Supplied material:
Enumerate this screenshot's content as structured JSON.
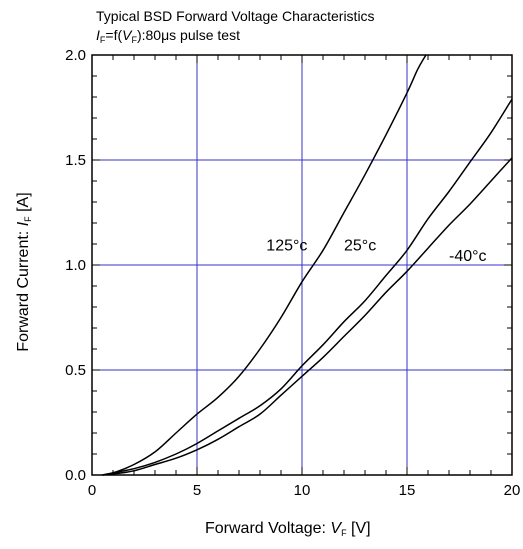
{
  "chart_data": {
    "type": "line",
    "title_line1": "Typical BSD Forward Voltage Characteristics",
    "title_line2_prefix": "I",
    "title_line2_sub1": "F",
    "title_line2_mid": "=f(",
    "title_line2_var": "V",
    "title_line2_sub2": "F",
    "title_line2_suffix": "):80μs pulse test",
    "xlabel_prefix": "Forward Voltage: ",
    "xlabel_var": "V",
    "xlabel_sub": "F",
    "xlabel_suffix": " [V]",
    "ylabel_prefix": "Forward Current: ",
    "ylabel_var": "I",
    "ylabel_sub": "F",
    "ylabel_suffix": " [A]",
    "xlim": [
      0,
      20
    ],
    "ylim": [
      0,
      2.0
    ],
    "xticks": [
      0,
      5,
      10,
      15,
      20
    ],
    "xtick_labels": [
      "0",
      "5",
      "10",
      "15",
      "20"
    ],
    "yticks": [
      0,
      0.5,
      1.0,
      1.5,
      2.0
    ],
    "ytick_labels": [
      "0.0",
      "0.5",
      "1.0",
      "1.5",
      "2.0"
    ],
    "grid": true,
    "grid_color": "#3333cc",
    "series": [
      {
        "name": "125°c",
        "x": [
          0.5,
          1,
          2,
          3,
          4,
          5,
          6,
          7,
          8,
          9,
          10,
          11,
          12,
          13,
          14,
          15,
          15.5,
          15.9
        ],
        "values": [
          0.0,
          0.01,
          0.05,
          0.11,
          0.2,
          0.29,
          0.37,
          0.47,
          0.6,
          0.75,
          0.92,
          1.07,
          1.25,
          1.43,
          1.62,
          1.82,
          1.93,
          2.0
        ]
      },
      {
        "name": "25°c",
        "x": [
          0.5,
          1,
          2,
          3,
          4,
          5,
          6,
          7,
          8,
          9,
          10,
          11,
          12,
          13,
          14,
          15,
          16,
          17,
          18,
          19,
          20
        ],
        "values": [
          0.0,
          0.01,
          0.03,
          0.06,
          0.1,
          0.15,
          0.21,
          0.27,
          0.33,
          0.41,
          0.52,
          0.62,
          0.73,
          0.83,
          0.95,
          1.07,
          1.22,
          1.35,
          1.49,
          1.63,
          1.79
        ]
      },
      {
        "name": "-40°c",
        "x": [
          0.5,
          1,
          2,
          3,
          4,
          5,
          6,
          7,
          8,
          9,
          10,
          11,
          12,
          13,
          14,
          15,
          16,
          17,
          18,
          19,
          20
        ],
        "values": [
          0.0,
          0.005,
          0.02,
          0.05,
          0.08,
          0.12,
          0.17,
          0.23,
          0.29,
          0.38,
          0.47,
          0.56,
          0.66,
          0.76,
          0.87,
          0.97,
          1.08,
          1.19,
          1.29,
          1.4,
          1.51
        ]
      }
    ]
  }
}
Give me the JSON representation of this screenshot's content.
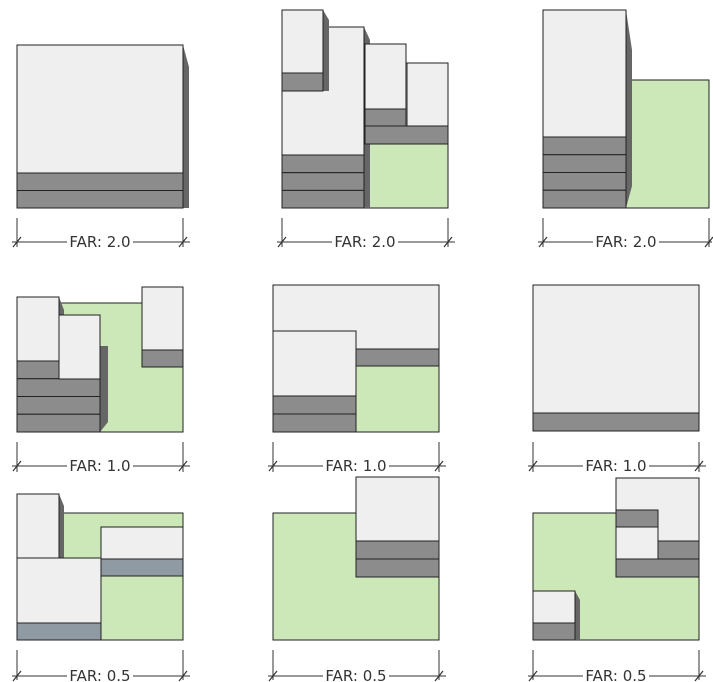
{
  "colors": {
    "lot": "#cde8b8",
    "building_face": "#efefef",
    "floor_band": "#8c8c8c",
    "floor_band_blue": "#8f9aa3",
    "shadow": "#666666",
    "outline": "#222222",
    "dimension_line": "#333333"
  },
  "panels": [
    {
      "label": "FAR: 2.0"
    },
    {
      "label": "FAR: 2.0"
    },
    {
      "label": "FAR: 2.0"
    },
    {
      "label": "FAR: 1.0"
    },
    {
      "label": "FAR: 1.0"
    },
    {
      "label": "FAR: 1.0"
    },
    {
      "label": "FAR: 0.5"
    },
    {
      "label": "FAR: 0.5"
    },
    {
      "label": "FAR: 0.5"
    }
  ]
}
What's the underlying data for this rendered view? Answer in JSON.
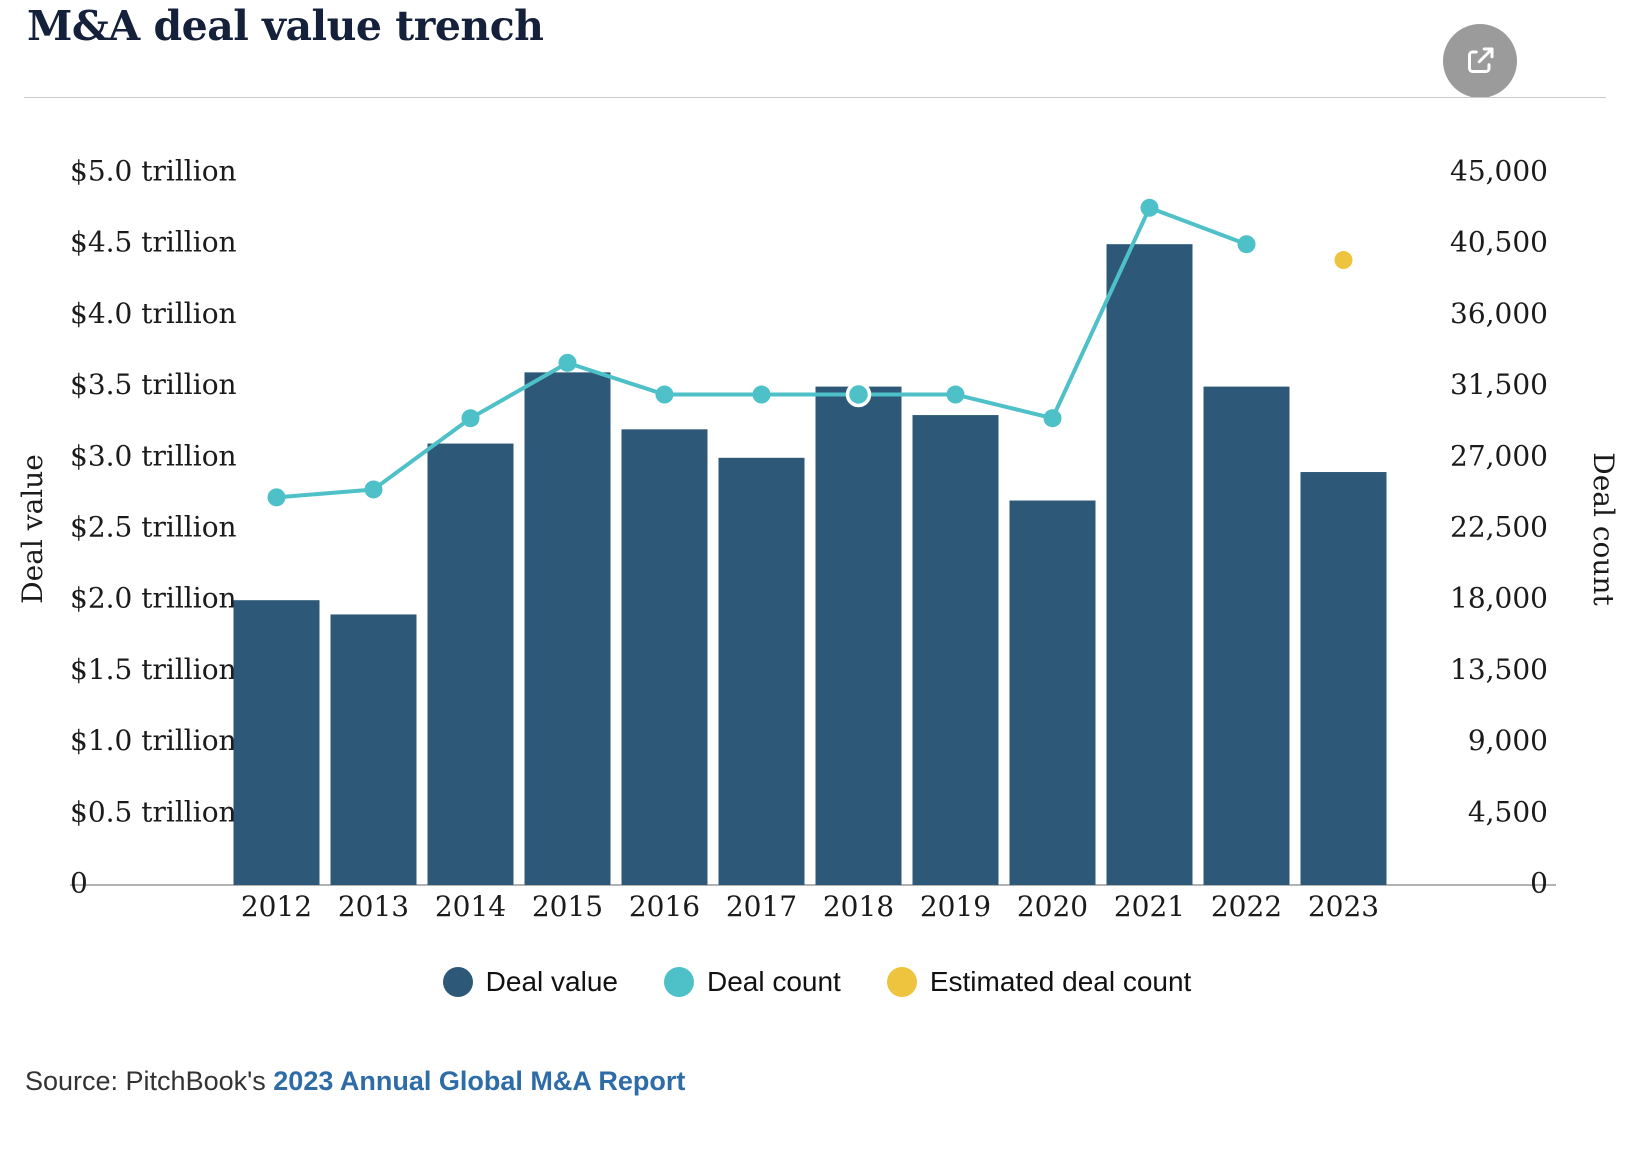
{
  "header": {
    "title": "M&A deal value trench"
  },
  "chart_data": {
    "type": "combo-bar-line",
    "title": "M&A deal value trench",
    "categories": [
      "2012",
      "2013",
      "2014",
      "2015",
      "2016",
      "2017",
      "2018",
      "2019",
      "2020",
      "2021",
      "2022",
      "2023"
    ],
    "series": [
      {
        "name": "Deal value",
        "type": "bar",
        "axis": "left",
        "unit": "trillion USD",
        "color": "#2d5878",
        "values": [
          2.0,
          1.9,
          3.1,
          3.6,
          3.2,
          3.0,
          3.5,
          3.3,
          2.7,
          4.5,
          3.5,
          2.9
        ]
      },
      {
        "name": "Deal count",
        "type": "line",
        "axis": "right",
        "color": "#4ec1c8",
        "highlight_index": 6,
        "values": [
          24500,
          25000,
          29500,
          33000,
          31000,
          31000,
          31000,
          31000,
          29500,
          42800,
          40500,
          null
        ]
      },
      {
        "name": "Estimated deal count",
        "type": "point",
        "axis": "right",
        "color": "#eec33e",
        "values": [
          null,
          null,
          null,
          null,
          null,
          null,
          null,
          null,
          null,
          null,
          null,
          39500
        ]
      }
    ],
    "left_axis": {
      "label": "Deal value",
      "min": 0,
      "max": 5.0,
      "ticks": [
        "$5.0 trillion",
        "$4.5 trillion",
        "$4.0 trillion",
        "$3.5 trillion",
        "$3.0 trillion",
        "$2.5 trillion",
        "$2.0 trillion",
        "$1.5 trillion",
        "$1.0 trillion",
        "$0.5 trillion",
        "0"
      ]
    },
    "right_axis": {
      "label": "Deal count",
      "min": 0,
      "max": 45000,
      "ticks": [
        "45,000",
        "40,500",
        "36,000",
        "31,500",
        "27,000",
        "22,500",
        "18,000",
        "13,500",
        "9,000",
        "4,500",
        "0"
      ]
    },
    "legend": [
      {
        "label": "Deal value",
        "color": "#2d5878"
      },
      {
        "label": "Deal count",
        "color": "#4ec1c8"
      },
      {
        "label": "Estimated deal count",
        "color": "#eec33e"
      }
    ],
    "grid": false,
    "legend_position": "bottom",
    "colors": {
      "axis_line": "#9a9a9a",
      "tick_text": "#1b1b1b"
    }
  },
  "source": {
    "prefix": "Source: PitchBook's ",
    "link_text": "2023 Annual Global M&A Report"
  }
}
--
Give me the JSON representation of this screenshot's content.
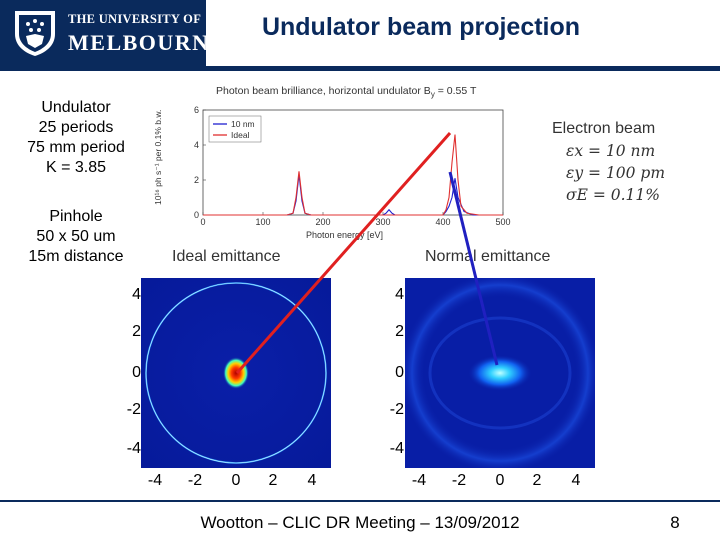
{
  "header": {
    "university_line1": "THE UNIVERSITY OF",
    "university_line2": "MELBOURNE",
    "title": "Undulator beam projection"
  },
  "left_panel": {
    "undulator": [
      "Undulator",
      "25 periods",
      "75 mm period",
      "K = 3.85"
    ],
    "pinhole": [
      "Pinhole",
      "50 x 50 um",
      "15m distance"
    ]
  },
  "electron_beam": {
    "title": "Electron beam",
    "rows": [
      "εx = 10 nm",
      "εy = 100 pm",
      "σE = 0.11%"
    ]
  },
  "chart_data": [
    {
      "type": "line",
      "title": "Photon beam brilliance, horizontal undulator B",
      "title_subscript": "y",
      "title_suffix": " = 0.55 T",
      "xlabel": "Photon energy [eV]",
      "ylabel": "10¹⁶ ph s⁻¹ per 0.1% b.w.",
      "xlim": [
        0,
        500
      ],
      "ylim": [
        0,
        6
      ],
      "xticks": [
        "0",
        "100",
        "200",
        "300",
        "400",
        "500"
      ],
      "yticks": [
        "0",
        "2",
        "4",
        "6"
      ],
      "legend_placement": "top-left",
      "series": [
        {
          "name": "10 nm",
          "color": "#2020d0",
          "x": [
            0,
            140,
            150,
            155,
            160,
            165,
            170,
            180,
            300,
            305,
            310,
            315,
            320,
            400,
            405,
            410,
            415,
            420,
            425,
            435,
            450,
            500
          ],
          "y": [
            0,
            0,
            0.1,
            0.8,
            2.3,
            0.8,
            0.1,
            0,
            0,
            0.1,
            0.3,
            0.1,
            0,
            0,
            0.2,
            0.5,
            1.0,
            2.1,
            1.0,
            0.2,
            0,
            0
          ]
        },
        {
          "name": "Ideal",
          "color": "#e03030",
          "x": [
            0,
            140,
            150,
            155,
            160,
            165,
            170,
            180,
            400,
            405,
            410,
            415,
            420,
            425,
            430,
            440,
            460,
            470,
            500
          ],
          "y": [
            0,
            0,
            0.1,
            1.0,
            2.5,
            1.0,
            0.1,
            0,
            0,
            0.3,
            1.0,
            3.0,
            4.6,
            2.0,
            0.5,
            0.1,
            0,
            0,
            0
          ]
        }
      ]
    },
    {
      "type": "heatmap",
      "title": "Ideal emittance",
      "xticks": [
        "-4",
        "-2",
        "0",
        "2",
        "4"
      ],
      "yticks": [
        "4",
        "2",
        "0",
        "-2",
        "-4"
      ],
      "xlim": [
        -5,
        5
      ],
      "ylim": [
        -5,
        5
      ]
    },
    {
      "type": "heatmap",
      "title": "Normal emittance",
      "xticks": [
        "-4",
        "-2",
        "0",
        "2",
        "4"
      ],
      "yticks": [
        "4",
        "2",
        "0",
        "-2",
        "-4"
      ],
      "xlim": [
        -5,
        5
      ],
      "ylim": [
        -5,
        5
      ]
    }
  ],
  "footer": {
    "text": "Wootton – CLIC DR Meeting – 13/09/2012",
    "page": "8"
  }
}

Stated exercise: Exactly how many lines contain "Voltage"? State the number and nothing else.

Task response: 2